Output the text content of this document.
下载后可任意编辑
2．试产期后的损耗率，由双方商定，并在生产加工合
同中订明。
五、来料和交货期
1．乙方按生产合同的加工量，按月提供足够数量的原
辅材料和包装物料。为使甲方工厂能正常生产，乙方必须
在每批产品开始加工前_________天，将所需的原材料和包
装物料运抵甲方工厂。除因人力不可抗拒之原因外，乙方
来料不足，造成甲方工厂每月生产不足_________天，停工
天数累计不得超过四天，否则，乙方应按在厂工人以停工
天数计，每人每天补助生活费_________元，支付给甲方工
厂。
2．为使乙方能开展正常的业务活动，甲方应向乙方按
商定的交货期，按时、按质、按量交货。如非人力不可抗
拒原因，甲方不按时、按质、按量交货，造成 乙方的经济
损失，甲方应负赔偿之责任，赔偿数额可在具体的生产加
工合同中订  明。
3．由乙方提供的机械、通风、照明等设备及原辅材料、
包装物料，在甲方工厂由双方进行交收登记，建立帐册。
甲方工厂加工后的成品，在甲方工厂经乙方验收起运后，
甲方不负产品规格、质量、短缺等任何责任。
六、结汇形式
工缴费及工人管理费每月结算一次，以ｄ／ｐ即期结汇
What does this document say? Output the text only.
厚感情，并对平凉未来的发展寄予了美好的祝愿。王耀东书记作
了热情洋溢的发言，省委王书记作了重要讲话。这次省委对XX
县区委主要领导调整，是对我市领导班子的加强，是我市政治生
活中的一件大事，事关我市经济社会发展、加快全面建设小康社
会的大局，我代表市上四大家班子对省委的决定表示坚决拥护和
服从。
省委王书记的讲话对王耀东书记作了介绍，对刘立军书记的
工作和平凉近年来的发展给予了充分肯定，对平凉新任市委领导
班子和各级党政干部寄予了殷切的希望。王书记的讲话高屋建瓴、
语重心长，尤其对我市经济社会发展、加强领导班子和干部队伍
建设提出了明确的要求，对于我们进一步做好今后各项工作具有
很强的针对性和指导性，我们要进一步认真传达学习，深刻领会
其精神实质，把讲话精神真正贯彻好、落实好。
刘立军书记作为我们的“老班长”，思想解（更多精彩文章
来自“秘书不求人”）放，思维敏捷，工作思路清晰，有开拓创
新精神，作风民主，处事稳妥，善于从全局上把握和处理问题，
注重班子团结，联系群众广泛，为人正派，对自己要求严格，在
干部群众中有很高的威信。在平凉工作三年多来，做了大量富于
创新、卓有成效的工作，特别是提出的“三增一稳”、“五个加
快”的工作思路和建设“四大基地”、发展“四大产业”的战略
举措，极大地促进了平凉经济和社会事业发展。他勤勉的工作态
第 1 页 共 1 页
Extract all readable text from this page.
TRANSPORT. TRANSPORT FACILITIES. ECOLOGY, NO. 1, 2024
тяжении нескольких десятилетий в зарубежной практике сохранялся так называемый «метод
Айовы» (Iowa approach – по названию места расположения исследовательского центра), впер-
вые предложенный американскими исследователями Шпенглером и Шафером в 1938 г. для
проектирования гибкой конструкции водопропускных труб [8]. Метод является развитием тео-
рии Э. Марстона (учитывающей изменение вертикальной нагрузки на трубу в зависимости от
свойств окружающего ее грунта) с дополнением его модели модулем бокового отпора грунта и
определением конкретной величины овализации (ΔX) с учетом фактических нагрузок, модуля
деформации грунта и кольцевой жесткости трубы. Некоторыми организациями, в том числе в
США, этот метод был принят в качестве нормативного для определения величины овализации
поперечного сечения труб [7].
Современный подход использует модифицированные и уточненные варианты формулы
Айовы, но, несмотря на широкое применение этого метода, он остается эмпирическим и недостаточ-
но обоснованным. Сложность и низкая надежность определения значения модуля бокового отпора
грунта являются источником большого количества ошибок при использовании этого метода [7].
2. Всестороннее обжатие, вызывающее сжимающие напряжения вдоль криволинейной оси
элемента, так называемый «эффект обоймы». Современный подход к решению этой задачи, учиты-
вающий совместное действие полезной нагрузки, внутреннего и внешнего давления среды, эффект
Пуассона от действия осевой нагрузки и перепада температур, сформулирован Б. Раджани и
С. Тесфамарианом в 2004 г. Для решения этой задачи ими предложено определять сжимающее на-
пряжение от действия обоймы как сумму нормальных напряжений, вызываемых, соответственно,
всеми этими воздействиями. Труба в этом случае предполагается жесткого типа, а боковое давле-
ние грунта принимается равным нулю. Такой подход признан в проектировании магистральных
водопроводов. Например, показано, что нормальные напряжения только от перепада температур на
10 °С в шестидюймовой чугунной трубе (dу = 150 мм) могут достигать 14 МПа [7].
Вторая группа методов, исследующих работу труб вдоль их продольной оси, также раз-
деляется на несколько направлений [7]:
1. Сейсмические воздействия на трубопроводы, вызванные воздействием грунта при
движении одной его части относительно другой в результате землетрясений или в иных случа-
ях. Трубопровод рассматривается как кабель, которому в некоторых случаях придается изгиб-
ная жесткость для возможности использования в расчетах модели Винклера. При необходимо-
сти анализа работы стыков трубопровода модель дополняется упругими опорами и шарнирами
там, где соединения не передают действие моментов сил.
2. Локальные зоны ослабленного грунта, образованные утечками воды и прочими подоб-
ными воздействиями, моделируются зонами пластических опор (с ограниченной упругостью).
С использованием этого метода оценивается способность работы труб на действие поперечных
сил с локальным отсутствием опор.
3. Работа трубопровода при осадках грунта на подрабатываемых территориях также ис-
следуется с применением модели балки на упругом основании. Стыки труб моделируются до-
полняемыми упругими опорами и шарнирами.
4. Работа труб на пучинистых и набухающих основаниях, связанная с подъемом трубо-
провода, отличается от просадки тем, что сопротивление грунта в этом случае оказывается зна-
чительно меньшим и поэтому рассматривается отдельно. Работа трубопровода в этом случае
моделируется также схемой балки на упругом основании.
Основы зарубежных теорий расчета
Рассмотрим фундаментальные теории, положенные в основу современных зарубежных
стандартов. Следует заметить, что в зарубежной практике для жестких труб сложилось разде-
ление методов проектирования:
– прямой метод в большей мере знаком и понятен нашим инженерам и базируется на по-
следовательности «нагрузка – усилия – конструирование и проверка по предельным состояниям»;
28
────────
> YOUR OBJECTIVE:
Where does the word "бокового" appear? Return each line that holds it.

> SOLUTION:
свойств окружающего ее грунта) с дополнением его модели модулем бокового отпора грунта и
но обоснованным. Сложность и низкая надежность определения значения модуля бокового отпора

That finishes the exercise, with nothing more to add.